[EXERCISE PROMPT] Each entry needs to be restated exactly as written.

[ENTRIES PROVIDED]
▼

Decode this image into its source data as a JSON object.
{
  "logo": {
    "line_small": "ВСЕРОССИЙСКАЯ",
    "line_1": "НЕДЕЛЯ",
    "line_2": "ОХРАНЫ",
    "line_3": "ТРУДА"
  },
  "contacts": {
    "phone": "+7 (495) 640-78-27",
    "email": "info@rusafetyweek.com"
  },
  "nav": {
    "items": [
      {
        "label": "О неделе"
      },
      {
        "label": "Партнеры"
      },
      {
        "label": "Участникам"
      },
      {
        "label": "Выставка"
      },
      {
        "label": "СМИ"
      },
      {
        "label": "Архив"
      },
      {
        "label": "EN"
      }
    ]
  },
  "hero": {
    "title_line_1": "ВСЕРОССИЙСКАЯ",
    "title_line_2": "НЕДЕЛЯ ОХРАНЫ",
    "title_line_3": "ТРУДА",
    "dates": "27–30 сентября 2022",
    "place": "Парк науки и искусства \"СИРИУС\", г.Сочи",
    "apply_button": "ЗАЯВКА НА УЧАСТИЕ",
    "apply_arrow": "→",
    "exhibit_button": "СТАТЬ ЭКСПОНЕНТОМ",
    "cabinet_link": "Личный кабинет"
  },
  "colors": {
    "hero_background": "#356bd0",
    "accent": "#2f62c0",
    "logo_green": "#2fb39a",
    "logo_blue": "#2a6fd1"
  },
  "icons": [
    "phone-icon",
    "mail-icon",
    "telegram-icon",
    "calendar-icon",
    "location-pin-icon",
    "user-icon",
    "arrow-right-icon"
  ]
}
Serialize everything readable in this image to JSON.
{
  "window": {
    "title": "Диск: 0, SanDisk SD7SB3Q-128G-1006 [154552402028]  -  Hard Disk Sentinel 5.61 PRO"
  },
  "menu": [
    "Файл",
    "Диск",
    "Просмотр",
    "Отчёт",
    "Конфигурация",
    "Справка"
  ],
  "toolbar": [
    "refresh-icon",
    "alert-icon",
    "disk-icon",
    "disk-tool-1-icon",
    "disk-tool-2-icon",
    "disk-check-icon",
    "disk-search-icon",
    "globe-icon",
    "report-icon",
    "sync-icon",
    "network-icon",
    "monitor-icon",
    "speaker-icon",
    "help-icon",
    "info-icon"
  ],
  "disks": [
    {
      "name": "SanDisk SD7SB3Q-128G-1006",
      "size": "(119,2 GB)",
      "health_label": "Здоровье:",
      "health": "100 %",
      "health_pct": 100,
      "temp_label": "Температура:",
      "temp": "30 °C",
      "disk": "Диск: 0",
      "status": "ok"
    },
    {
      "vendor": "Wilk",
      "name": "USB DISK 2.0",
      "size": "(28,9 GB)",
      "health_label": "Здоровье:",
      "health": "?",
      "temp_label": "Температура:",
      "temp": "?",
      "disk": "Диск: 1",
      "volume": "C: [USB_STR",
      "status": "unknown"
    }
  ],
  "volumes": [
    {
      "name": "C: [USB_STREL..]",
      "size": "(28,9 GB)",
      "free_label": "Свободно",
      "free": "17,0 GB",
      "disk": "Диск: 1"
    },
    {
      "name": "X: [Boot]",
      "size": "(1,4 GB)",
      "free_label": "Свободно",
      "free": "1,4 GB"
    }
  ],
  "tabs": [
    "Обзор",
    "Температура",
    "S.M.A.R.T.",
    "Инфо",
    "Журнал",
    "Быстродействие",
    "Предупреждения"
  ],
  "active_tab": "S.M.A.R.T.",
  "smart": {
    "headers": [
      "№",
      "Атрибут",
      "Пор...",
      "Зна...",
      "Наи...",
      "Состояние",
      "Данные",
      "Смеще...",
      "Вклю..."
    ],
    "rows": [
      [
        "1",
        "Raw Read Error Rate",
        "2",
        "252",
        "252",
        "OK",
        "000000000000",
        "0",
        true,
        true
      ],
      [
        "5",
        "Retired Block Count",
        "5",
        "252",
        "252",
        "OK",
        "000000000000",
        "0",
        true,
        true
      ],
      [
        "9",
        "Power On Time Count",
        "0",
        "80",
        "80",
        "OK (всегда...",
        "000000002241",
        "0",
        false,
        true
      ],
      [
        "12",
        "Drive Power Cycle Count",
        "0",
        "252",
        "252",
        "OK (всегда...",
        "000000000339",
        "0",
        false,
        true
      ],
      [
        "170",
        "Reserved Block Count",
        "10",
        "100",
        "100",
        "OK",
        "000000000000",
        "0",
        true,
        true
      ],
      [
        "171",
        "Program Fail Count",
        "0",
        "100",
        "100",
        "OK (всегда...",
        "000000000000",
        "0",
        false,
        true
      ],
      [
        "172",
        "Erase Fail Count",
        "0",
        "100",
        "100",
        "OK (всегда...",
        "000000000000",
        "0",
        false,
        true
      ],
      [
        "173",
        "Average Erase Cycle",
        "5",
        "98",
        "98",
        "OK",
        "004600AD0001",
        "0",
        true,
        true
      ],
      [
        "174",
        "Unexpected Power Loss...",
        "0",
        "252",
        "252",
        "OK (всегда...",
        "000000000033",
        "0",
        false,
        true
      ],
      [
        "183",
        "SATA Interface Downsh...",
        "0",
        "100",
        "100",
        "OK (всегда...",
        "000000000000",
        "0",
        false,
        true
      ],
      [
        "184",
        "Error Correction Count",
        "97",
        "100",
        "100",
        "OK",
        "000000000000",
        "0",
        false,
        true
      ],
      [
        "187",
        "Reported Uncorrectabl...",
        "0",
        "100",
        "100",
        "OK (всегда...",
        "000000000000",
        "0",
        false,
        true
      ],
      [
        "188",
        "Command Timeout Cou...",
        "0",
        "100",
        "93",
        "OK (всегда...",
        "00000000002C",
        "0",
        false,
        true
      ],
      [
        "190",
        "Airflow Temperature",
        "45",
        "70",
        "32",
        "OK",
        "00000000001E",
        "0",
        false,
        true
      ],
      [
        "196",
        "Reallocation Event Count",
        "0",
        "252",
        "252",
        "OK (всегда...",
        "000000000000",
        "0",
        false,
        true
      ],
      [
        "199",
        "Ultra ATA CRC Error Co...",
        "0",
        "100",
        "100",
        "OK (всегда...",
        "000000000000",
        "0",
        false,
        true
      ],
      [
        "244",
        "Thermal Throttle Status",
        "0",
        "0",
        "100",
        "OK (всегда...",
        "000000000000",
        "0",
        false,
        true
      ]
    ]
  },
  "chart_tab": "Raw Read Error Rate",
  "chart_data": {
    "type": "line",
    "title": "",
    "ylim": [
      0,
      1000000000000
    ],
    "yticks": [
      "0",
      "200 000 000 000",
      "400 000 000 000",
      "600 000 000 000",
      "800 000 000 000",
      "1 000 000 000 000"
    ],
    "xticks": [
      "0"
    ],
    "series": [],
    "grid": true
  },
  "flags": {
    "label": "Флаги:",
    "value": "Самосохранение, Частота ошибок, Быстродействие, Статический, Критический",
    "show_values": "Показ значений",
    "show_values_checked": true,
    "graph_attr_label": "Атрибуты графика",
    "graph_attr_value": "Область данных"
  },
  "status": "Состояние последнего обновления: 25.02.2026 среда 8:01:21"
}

▲

[THE OUTPUT]
Decode this image into its source data as a JSON object.
{
  "logo": {
    "line_small": "ВСЕРОССИЙСКАЯ",
    "line_1": "НЕДЕЛЯ",
    "line_2": "ОХРАНЫ",
    "line_3": "ТРУДА"
  },
  "contacts": {
    "phone": "+7 (495) 640-78-27",
    "email": "info@rusafetyweek.com"
  },
  "nav": {
    "items": [
      {
        "label": "О неделе"
      },
      {
        "label": "Партнеры"
      },
      {
        "label": "Участникам"
      },
      {
        "label": "Выставка"
      },
      {
        "label": "СМИ"
      },
      {
        "label": "Архив"
      },
      {
        "label": "EN"
      }
    ]
  },
  "hero": {
    "title_line_1": "ВСЕРОССИЙСКАЯ",
    "title_line_2": "НЕДЕЛЯ ОХРАНЫ",
    "title_line_3": "ТРУДА",
    "dates": "27–30 сентября 2022",
    "place": "Парк науки и искусства \"СИРИУС\", г.Сочи",
    "apply_button": "ЗАЯВКА НА УЧАСТИЕ",
    "apply_arrow": "→",
    "exhibit_button": "СТАТЬ ЭКСПОНЕНТОМ",
    "cabinet_link": "Личный кабинет"
  },
  "colors": {
    "hero_background": "#356bd0",
    "accent": "#2f62c0",
    "logo_green": "#2fb39a",
    "logo_blue": "#2a6fd1"
  },
  "icons": [
    "phone-icon",
    "mail-icon",
    "telegram-icon",
    "calendar-icon",
    "location-pin-icon",
    "user-icon",
    "arrow-right-icon"
  ]
}
Serialize everything readable in this image to JSON.
{
  "window": {
    "title": "Диск: 0, SanDisk SD7SB3Q-128G-1006 [154552402028]  -  Hard Disk Sentinel 5.61 PRO"
  },
  "menu": [
    "Файл",
    "Диск",
    "Просмотр",
    "Отчёт",
    "Конфигурация",
    "Справка"
  ],
  "toolbar": [
    "refresh-icon",
    "alert-icon",
    "disk-icon",
    "disk-tool-1-icon",
    "disk-tool-2-icon",
    "disk-check-icon",
    "disk-search-icon",
    "globe-icon",
    "report-icon",
    "sync-icon",
    "network-icon",
    "monitor-icon",
    "speaker-icon",
    "help-icon",
    "info-icon"
  ],
  "disks": [
    {
      "name": "SanDisk SD7SB3Q-128G-1006",
      "size": "(119,2 GB)",
      "health_label": "Здоровье:",
      "health": "100 %",
      "health_pct": 100,
      "temp_label": "Температура:",
      "temp": "30 °C",
      "disk": "Диск: 0",
      "status": "ok"
    },
    {
      "vendor": "Wilk",
      "name": "USB DISK 2.0",
      "size": "(28,9 GB)",
      "health_label": "Здоровье:",
      "health": "?",
      "temp_label": "Температура:",
      "temp": "?",
      "disk": "Диск: 1",
      "volume": "C: [USB_STR",
      "status": "unknown"
    }
  ],
  "volumes": [
    {
      "name": "C: [USB_STREL..]",
      "size": "(28,9 GB)",
      "free_label": "Свободно",
      "free": "17,0 GB",
      "disk": "Диск: 1"
    },
    {
      "name": "X: [Boot]",
      "size": "(1,4 GB)",
      "free_label": "Свободно",
      "free": "1,4 GB"
    }
  ],
  "tabs": [
    "Обзор",
    "Температура",
    "S.M.A.R.T.",
    "Инфо",
    "Журнал",
    "Быстродействие",
    "Предупреждения"
  ],
  "active_tab": "S.M.A.R.T.",
  "smart": {
    "headers": [
      "№",
      "Атрибут",
      "Пор...",
      "Зна...",
      "Наи...",
      "Состояние",
      "Данные",
      "Смеще...",
      "Вклю..."
    ],
    "rows": [
      [
        "1",
        "Raw Read Error Rate",
        "2",
        "252",
        "252",
        "OK",
        "000000000000",
        "0",
        true,
        true
      ],
      [
        "5",
        "Retired Block Count",
        "5",
        "252",
        "252",
        "OK",
        "000000000000",
        "0",
        true,
        true
      ],
      [
        "9",
        "Power On Time Count",
        "0",
        "80",
        "80",
        "OK (всегда...",
        "000000002241",
        "0",
        false,
        true
      ],
      [
        "12",
        "Drive Power Cycle Count",
        "0",
        "252",
        "252",
        "OK (всегда...",
        "000000000339",
        "0",
        false,
        true
      ],
      [
        "170",
        "Reserved Block Count",
        "10",
        "100",
        "100",
        "OK",
        "000000000000",
        "0",
        true,
        true
      ],
      [
        "171",
        "Program Fail Count",
        "0",
        "100",
        "100",
        "OK (всегда...",
        "000000000000",
        "0",
        false,
        true
      ],
      [
        "172",
        "Erase Fail Count",
        "0",
        "100",
        "100",
        "OK (всегда...",
        "000000000000",
        "0",
        false,
        true
      ],
      [
        "173",
        "Average Erase Cycle",
        "5",
        "98",
        "98",
        "OK",
        "004600AD0001",
        "0",
        true,
        true
      ],
      [
        "174",
        "Unexpected Power Loss...",
        "0",
        "252",
        "252",
        "OK (всегда...",
        "000000000033",
        "0",
        false,
        true
      ],
      [
        "183",
        "SATA Interface Downsh...",
        "0",
        "100",
        "100",
        "OK (всегда...",
        "000000000000",
        "0",
        false,
        true
      ],
      [
        "184",
        "Error Correction Count",
        "97",
        "100",
        "100",
        "OK",
        "000000000000",
        "0",
        false,
        true
      ],
      [
        "187",
        "Reported Uncorrectabl...",
        "0",
        "100",
        "100",
        "OK (всегда...",
        "000000000000",
        "0",
        false,
        true
      ],
      [
        "188",
        "Command Timeout Cou...",
        "0",
        "100",
        "93",
        "OK (всегда...",
        "00000000002C",
        "0",
        false,
        true
      ],
      [
        "190",
        "Airflow Temperature",
        "45",
        "70",
        "32",
        "OK",
        "00000000001E",
        "0",
        false,
        true
      ],
      [
        "196",
        "Reallocation Event Count",
        "0",
        "252",
        "252",
        "OK (всегда...",
        "000000000000",
        "0",
        false,
        true
      ],
      [
        "199",
        "Ultra ATA CRC Error Co...",
        "0",
        "100",
        "100",
        "OK (всегда...",
        "000000000000",
        "0",
        false,
        true
      ],
      [
        "244",
        "Thermal Throttle Status",
        "0",
        "0",
        "100",
        "OK (всегда...",
        "000000000000",
        "0",
        false,
        true
      ]
    ]
  },
  "chart_tab": "Raw Read Error Rate",
  "chart_data": {
    "type": "line",
    "title": "",
    "ylim": [
      0,
      1000000000000
    ],
    "yticks": [
      "0",
      "200 000 000 000",
      "400 000 000 000",
      "600 000 000 000",
      "800 000 000 000",
      "1 000 000 000 000"
    ],
    "xticks": [
      "0"
    ],
    "series": [],
    "grid": true
  },
  "flags": {
    "label": "Флаги:",
    "value": "Самосохранение, Частота ошибок, Быстродействие, Статический, Критический",
    "show_values": "Показ значений",
    "show_values_checked": true,
    "graph_attr_label": "Атрибуты графика",
    "graph_attr_value": "Область данных"
  },
  "status": "Состояние последнего обновления: 25.02.2026 среда 8:01:21"
}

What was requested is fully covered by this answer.